(Dataset items)
-=-=-

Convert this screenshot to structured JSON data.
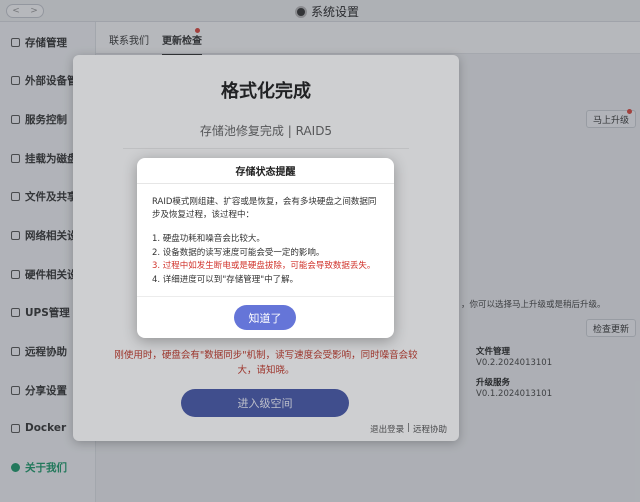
{
  "window": {
    "title": "系统设置",
    "nav_back": "<",
    "nav_forward": ">"
  },
  "sidebar": {
    "items": [
      {
        "label": "存储管理",
        "icon": "storage-icon"
      },
      {
        "label": "外部设备管理",
        "icon": "device-icon"
      },
      {
        "label": "服务控制",
        "icon": "toggle-icon"
      },
      {
        "label": "挂载为磁盘",
        "icon": "disk-icon"
      },
      {
        "label": "文件及共享协议",
        "icon": "folder-icon"
      },
      {
        "label": "网络相关设置",
        "icon": "network-icon"
      },
      {
        "label": "硬件相关设置",
        "icon": "hardware-icon"
      },
      {
        "label": "UPS管理",
        "icon": "ups-icon"
      },
      {
        "label": "远程协助",
        "icon": "remote-icon"
      },
      {
        "label": "分享设置",
        "icon": "share-icon"
      },
      {
        "label": "Docker",
        "icon": "docker-icon"
      },
      {
        "label": "关于我们",
        "icon": "info-icon"
      }
    ],
    "active_index": 11,
    "accent_color": "#1a9c6a"
  },
  "tabs": [
    {
      "label": "联系我们"
    },
    {
      "label": "更新检查"
    }
  ],
  "background": {
    "upgrade_now_label": "马上升级",
    "upgrade_note": "，你可以选择马上升级或是稍后升级。",
    "check_update_label": "检查更新",
    "file_manager": {
      "title": "文件管理",
      "version": "V0.2.2024013101"
    },
    "upgrade_service": {
      "title": "升级服务",
      "version": "V0.1.2024013101"
    }
  },
  "panel": {
    "title": "格式化完成",
    "subtitle": "存储池修复完成 | RAID5",
    "warning": "刚使用时，硬盘会有\"数据同步\"机制，读写速度会受影响，同时噪音会较大，请知晓。",
    "enter_button": "进入级空间",
    "links": [
      "退出登录",
      "|",
      "远程协助"
    ]
  },
  "dialog": {
    "title": "存储状态提醒",
    "intro": "RAID模式刚组建、扩容或是恢复，会有多块硬盘之间数据同步及恢复过程，该过程中：",
    "items": [
      {
        "text": "1. 硬盘功耗和噪音会比较大。",
        "warn": false
      },
      {
        "text": "2. 设备数据的读写速度可能会受一定的影响。",
        "warn": false
      },
      {
        "text": "3. 过程中如发生断电或是硬盘拔除，可能会导致数据丢失。",
        "warn": true
      },
      {
        "text": "4. 详细进度可以到\"存储管理\"中了解。",
        "warn": false
      }
    ],
    "ok_button": "知道了",
    "warn_color": "#d0342c",
    "button_color": "#6575d8"
  }
}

-=-=-

Lines of the material that contain the word "icon" are to be gathered.

Task solution =>
        "icon": "storage-icon"
        "icon": "device-icon"
        "icon": "toggle-icon"
        "icon": "disk-icon"
        "icon": "folder-icon"
        "icon": "network-icon"
        "icon": "hardware-icon"
        "icon": "ups-icon"
        "icon": "remote-icon"
        "icon": "share-icon"
        "icon": "docker-icon"
        "icon": "info-icon"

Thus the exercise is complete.